→ **Given task**:
Find the string "market" in the listing and report every line that has it.

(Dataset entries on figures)
══════════

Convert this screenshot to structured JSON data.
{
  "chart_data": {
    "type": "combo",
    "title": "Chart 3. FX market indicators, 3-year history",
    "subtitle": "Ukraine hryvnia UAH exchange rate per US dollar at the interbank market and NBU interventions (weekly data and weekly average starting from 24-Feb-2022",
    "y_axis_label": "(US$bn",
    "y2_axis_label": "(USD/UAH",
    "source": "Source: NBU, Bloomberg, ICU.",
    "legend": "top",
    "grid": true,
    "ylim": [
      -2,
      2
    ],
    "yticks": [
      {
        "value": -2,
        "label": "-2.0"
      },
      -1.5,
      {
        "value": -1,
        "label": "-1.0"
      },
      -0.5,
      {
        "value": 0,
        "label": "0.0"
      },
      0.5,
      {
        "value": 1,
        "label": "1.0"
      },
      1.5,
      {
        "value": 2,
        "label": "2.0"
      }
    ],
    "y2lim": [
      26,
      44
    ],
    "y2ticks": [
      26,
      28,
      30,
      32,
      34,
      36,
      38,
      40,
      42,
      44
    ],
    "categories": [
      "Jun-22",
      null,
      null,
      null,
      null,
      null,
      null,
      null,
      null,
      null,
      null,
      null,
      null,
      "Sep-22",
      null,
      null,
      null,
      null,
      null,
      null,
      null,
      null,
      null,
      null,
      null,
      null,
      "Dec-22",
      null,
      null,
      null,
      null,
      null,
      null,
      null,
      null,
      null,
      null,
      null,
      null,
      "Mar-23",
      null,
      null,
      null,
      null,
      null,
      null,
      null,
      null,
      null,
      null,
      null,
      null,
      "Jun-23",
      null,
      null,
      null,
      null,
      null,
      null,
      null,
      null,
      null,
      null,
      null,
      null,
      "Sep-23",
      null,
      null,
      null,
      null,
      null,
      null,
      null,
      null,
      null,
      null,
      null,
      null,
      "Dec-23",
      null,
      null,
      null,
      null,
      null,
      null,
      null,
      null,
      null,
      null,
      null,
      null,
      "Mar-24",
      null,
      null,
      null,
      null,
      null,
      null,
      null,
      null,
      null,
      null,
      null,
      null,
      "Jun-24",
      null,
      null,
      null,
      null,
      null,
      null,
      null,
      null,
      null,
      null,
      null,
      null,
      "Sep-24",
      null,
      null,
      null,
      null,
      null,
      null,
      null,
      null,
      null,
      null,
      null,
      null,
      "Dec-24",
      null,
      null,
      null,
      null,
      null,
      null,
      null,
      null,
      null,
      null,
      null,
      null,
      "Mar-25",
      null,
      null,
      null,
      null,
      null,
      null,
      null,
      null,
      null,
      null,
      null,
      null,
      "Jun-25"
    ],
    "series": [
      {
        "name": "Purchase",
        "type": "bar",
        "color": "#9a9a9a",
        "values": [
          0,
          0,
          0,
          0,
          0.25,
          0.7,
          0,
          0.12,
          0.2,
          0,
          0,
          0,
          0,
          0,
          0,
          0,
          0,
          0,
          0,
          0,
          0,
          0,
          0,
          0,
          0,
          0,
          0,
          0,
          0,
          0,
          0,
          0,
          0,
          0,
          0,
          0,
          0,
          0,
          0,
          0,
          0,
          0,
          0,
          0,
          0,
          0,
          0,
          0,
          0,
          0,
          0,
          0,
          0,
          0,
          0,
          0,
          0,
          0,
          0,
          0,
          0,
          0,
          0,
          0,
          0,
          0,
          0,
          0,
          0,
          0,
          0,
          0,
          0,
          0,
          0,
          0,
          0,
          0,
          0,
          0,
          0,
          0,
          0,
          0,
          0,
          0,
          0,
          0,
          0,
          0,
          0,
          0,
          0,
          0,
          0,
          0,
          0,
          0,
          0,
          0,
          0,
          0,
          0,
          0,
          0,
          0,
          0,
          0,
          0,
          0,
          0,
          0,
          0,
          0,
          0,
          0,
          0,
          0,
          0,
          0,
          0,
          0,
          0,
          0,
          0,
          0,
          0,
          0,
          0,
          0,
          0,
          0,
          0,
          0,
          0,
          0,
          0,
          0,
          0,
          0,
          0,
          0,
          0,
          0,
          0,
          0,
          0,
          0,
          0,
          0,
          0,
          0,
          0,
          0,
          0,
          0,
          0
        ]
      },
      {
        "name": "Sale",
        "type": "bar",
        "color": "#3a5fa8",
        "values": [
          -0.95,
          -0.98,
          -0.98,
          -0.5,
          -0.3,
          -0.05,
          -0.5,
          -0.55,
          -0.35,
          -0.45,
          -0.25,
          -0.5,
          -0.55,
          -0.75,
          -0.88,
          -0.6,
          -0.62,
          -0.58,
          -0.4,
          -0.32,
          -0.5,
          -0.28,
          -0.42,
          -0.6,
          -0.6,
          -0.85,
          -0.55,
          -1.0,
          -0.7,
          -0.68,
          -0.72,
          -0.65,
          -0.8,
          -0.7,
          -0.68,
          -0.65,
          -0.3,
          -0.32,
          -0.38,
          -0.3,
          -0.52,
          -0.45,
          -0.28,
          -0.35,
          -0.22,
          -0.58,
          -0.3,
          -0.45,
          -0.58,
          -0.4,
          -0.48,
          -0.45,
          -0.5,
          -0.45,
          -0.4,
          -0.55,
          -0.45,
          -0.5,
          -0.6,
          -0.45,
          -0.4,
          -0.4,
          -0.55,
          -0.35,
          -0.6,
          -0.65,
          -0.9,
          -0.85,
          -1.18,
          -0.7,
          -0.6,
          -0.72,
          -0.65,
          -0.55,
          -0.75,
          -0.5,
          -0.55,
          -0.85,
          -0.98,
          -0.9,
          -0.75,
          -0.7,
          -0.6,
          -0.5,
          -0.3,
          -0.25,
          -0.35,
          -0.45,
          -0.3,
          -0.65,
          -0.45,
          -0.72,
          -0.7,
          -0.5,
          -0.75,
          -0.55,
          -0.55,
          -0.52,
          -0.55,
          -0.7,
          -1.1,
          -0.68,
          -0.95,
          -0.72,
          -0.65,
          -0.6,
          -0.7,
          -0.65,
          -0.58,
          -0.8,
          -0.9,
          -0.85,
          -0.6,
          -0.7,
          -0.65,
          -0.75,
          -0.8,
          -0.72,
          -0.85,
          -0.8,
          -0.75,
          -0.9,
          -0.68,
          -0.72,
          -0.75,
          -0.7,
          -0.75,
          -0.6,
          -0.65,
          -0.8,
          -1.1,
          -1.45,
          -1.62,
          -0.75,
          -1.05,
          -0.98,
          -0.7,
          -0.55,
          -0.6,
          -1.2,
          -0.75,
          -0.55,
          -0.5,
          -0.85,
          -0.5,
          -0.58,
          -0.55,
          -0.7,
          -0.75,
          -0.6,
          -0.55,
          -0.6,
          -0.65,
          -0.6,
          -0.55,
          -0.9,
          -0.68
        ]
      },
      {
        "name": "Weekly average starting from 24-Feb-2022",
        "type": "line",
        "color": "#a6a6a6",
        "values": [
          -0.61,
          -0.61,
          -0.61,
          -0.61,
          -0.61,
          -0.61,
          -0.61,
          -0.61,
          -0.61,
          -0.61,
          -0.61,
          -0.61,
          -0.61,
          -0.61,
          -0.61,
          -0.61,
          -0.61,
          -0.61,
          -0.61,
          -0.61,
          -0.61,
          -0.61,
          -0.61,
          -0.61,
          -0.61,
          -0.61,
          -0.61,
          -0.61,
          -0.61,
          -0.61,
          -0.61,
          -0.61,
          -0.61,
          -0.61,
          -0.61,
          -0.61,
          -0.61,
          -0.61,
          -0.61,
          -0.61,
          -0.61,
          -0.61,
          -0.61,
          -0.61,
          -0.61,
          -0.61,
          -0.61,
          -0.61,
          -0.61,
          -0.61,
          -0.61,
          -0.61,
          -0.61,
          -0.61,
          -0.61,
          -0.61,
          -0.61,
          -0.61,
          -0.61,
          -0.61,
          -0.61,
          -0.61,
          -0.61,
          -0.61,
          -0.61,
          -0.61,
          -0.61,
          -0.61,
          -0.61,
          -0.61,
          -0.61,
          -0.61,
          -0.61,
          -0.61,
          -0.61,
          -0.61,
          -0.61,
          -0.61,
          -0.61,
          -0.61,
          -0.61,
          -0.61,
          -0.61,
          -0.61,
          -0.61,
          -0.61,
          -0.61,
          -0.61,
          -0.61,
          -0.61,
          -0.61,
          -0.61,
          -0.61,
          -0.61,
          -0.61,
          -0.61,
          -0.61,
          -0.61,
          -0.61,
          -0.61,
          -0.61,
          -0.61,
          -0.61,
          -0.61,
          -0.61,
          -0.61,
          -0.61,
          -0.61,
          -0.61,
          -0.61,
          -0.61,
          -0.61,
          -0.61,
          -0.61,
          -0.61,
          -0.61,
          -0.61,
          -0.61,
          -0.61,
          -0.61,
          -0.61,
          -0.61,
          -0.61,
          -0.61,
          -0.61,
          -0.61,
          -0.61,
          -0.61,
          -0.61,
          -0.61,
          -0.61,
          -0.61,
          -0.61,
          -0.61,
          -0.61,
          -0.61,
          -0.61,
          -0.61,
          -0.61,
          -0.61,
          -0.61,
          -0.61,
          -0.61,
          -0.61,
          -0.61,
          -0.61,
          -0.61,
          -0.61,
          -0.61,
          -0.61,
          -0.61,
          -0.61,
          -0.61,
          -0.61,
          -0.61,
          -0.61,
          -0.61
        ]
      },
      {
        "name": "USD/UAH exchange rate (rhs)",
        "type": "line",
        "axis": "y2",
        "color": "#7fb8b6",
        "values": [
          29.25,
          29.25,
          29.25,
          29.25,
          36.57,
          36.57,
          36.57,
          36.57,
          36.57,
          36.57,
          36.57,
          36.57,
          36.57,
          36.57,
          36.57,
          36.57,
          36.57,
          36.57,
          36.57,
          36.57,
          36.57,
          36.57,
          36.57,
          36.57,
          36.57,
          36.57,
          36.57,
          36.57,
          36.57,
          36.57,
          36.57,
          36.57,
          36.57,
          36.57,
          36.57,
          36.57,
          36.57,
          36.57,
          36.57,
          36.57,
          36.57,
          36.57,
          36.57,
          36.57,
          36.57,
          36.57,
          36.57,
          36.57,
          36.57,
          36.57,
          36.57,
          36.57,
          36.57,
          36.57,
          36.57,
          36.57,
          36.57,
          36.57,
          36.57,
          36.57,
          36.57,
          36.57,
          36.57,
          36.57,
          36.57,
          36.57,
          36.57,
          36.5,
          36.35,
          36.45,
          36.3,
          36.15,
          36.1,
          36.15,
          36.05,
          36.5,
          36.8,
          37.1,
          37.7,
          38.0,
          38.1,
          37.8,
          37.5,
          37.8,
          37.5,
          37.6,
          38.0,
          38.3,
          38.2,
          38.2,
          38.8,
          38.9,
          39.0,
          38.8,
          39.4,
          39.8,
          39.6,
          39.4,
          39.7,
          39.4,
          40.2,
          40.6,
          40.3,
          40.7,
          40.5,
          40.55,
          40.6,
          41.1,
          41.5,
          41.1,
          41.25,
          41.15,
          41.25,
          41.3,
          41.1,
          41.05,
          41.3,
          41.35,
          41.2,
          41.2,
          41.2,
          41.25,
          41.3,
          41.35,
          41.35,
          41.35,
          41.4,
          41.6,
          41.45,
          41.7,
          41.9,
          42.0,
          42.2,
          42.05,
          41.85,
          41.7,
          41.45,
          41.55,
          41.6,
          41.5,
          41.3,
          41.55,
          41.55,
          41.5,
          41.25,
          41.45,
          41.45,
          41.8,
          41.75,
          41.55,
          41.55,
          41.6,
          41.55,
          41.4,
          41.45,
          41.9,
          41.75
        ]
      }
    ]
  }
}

══════════

→ **Expected answer**:
    "title": "Chart 3. FX market indicators, 3-year history",
    "subtitle": "Ukraine hryvnia UAH exchange rate per US dollar at the interbank market and NBU interventions (weekly data and weekly average starting from 24-Feb-2022",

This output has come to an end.